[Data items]
◆ ◆ ◆
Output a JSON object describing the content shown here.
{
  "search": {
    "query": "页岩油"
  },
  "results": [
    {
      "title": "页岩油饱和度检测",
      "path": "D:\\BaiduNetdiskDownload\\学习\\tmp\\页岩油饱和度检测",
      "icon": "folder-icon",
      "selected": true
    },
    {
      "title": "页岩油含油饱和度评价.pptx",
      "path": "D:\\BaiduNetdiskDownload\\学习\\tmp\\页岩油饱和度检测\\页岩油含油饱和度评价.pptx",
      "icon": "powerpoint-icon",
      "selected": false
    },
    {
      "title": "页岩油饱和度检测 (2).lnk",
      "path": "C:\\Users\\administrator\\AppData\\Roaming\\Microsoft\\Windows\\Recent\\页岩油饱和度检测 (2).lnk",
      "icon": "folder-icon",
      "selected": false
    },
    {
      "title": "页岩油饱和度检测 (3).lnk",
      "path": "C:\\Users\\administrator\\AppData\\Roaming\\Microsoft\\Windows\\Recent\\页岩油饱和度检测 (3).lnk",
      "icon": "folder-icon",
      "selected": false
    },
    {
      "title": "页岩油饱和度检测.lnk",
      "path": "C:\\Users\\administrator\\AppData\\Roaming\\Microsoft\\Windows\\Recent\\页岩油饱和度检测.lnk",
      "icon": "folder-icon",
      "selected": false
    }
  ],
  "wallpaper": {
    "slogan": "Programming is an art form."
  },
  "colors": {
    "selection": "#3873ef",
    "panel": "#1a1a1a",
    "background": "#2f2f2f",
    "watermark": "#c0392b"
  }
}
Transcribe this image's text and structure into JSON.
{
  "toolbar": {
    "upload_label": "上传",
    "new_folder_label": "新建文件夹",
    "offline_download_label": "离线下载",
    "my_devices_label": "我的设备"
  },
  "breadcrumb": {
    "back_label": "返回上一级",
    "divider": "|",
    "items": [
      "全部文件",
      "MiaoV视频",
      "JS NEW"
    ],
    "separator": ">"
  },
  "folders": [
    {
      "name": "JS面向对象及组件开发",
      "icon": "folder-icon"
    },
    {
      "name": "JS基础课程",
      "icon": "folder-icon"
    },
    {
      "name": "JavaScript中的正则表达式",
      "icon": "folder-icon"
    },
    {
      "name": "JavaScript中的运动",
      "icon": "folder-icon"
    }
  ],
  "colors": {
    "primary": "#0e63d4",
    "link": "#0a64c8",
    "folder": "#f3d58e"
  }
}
◆ ◆ ◆
Answer with one number: how many lines of the entries above include the word "JSON".

# CORRECT RESPONSE:
2